Szczegóły zadania:
Przepisz wszystkie poniższe wiersze bez żadnych zmian i nie umieszczaj w odpowiedzi obrazów.

※ ※ ※

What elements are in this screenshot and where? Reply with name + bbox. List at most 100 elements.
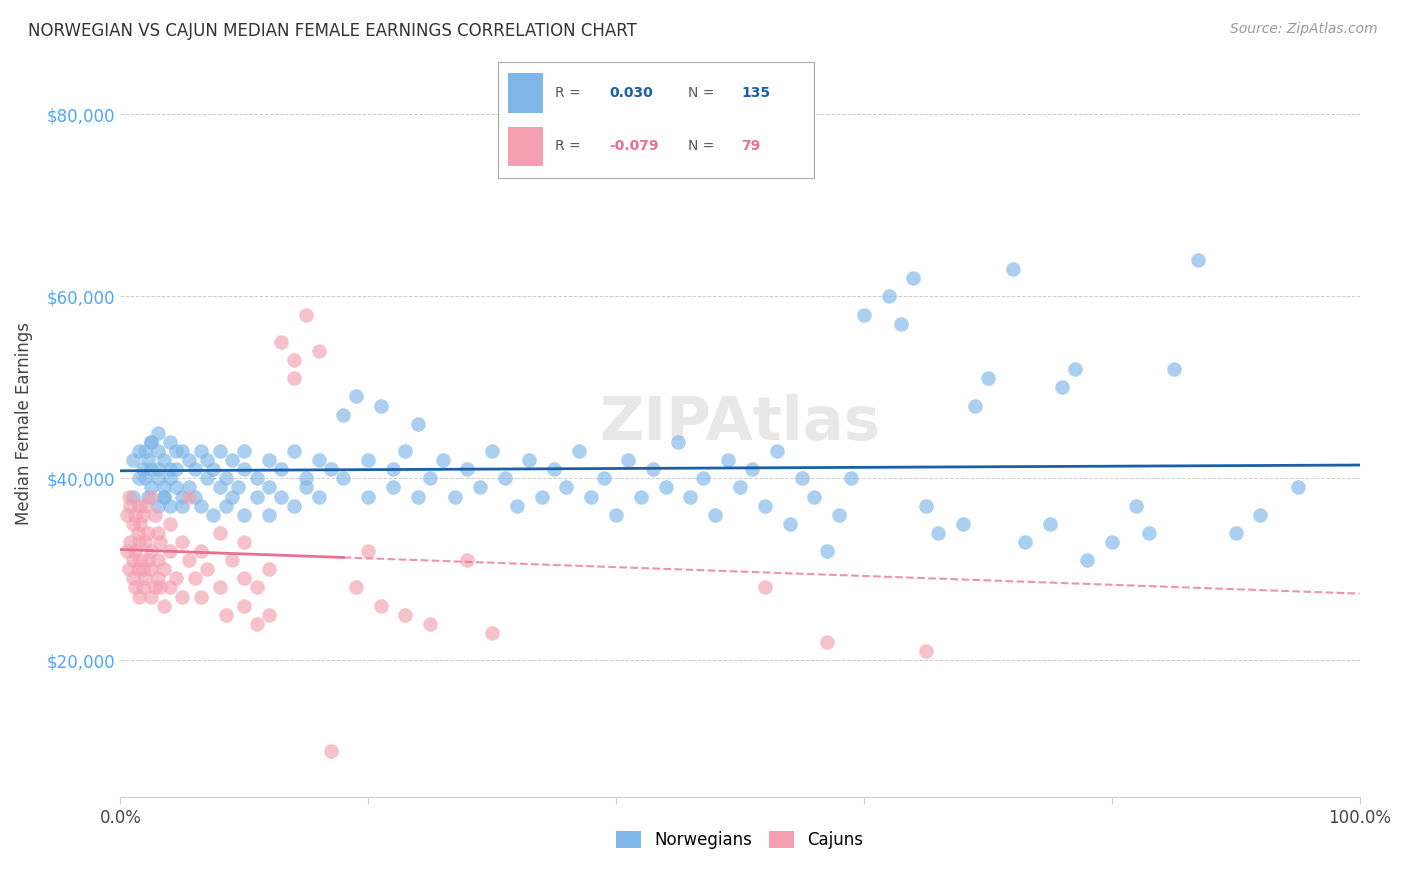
Point [295, 480, 318, 494]
Point [555, 480, 578, 494]
Point [146, 571, 169, 585]
Point [741, 462, 763, 476]
Point [233, 508, 256, 522]
Point [115, 544, 138, 558]
Point [432, 453, 454, 467]
Point [357, 453, 380, 467]
Point [152, 599, 174, 613]
Point [308, 453, 330, 467]
Point [177, 553, 200, 567]
Point [146, 525, 169, 540]
Point [136, 453, 159, 467]
Point [581, 490, 603, 504]
Point [152, 480, 174, 494]
Point [952, 516, 974, 531]
Point [233, 462, 256, 476]
Point [605, 508, 627, 522]
Point [332, 408, 354, 422]
Point [124, 508, 146, 522]
Point [1076, 553, 1098, 567]
Point [283, 353, 305, 368]
Point [270, 334, 292, 349]
Point [134, 471, 156, 485]
Point [172, 444, 194, 458]
Point [419, 616, 441, 631]
Point [177, 453, 200, 467]
Point [172, 535, 194, 549]
Point [444, 490, 467, 504]
Point [159, 544, 181, 558]
Point [208, 525, 231, 540]
Point [283, 371, 305, 385]
Point [728, 480, 751, 494]
Point [456, 553, 478, 567]
Point [246, 581, 269, 595]
Point [394, 607, 416, 622]
Point [246, 471, 269, 485]
Point [159, 499, 181, 513]
Point [190, 544, 212, 558]
Point [190, 499, 212, 513]
Point [246, 490, 269, 504]
Point [965, 399, 987, 413]
Point [172, 499, 194, 513]
Point [121, 490, 143, 504]
Point [233, 571, 256, 585]
Point [246, 616, 269, 631]
Point [308, 343, 330, 358]
Point [134, 499, 156, 513]
Point [270, 490, 292, 504]
Point [308, 490, 330, 504]
Point [115, 508, 138, 522]
Point [914, 644, 936, 658]
Point [221, 453, 243, 467]
Point [815, 544, 838, 558]
Point [183, 490, 205, 504]
Point [233, 535, 256, 549]
Point [141, 544, 163, 558]
Point [692, 471, 714, 485]
Point [332, 471, 354, 485]
Point [419, 471, 441, 485]
Point [903, 271, 925, 285]
Point [165, 462, 187, 476]
Point [134, 444, 156, 458]
Point [134, 535, 156, 549]
Point [481, 626, 503, 640]
Point [149, 535, 172, 549]
Point [128, 471, 150, 485]
Point [131, 581, 153, 595]
Point [1187, 252, 1209, 267]
Point [146, 462, 169, 476]
Point [118, 562, 141, 576]
Point [165, 444, 187, 458]
Point [165, 571, 187, 585]
Point [165, 480, 187, 494]
Y-axis label: Median Female Earnings: Median Female Earnings [15, 322, 32, 525]
Point [1101, 535, 1123, 549]
Point [221, 490, 243, 504]
Point [1225, 525, 1247, 540]
Point [202, 508, 225, 522]
Point [394, 444, 416, 458]
Point [370, 399, 392, 413]
Point [295, 308, 318, 322]
Point [159, 434, 181, 449]
Point [146, 471, 169, 485]
Point [295, 471, 318, 485]
Point [127, 525, 149, 540]
Point [977, 371, 1000, 385]
Point [852, 308, 875, 322]
Text: NORWEGIAN VS CAJUN MEDIAN FEMALE EARNINGS CORRELATION CHART: NORWEGIAN VS CAJUN MEDIAN FEMALE EARNING… [28, 22, 637, 40]
Point [195, 453, 218, 467]
Point [226, 480, 249, 494]
Point [494, 471, 516, 485]
Point [257, 607, 280, 622]
Point [1137, 525, 1160, 540]
Point [183, 571, 205, 585]
Point [468, 480, 491, 494]
Point [141, 480, 163, 494]
Point [146, 499, 169, 513]
Point [530, 490, 553, 504]
Point [159, 516, 181, 531]
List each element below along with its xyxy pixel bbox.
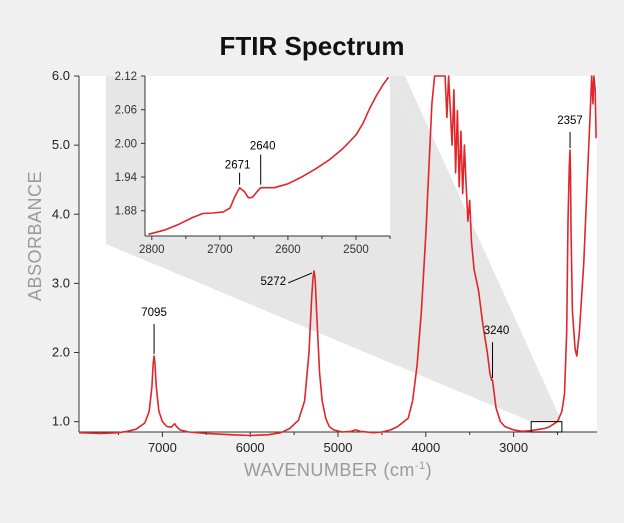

※ ※ ※

Wynik zadania:
What elements are in this screenshot and where? Reply with name + bbox. List at most 100 elements.
Point [295, 480, 318, 494]
Point [555, 480, 578, 494]
Point [146, 571, 169, 585]
Point [741, 462, 763, 476]
Point [233, 508, 256, 522]
Point [115, 544, 138, 558]
Point [432, 453, 454, 467]
Point [357, 453, 380, 467]
Point [152, 599, 174, 613]
Point [308, 453, 330, 467]
Point [177, 553, 200, 567]
Point [146, 525, 169, 540]
Point [136, 453, 159, 467]
Point [581, 490, 603, 504]
Point [152, 480, 174, 494]
Point [952, 516, 974, 531]
Point [233, 462, 256, 476]
Point [605, 508, 627, 522]
Point [332, 408, 354, 422]
Point [124, 508, 146, 522]
Point [1076, 553, 1098, 567]
Point [283, 353, 305, 368]
Point [270, 334, 292, 349]
Point [134, 471, 156, 485]
Point [172, 444, 194, 458]
Point [419, 616, 441, 631]
Point [177, 453, 200, 467]
Point [172, 535, 194, 549]
Point [444, 490, 467, 504]
Point [159, 544, 181, 558]
Point [208, 525, 231, 540]
Point [283, 371, 305, 385]
Point [728, 480, 751, 494]
Point [456, 553, 478, 567]
Point [246, 581, 269, 595]
Point [394, 607, 416, 622]
Point [246, 471, 269, 485]
Point [159, 499, 181, 513]
Point [190, 544, 212, 558]
Point [190, 499, 212, 513]
Point [246, 490, 269, 504]
Point [965, 399, 987, 413]
Point [172, 499, 194, 513]
Point [121, 490, 143, 504]
Point [233, 571, 256, 585]
Point [246, 616, 269, 631]
Point [308, 343, 330, 358]
Point [134, 499, 156, 513]
Point [270, 490, 292, 504]
Point [308, 490, 330, 504]
Point [115, 508, 138, 522]
Point [914, 644, 936, 658]
Point [221, 453, 243, 467]
Point [815, 544, 838, 558]
Point [183, 490, 205, 504]
Point [233, 535, 256, 549]
Point [141, 544, 163, 558]
Point [692, 471, 714, 485]
Point [332, 471, 354, 485]
Point [419, 471, 441, 485]
Point [903, 271, 925, 285]
Point [165, 462, 187, 476]
Point [134, 444, 156, 458]
Point [134, 535, 156, 549]
Point [481, 626, 503, 640]
Point [149, 535, 172, 549]
Point [128, 471, 150, 485]
Point [131, 581, 153, 595]
Point [1187, 252, 1209, 267]
Point [146, 462, 169, 476]
Point [118, 562, 141, 576]
Point [165, 444, 187, 458]
Point [165, 571, 187, 585]
Point [165, 480, 187, 494]
Y-axis label: Median Female Earnings: Median Female Earnings [15, 322, 32, 525]
Point [1101, 535, 1123, 549]
Point [221, 490, 243, 504]
Point [1225, 525, 1247, 540]
Point [202, 508, 225, 522]
Point [394, 444, 416, 458]
Point [370, 399, 392, 413]
Point [295, 308, 318, 322]
Point [159, 434, 181, 449]
Point [146, 471, 169, 485]
Point [295, 471, 318, 485]
Point [127, 525, 149, 540]
Point [977, 371, 1000, 385]
Point [852, 308, 875, 322]
Text: NORWEGIAN VS CAJUN MEDIAN FEMALE EARNINGS CORRELATION CHART: NORWEGIAN VS CAJUN MEDIAN FEMALE EARNING… [28, 22, 637, 40]
Point [195, 453, 218, 467]
Point [226, 480, 249, 494]
Point [494, 471, 516, 485]
Point [257, 607, 280, 622]
Point [1137, 525, 1160, 540]
Point [183, 571, 205, 585]
Point [468, 480, 491, 494]
Point [141, 480, 163, 494]
Point [146, 499, 169, 513]
Point [530, 490, 553, 504]
Point [159, 516, 181, 531]
List each element below along with its xyxy pixel bbox.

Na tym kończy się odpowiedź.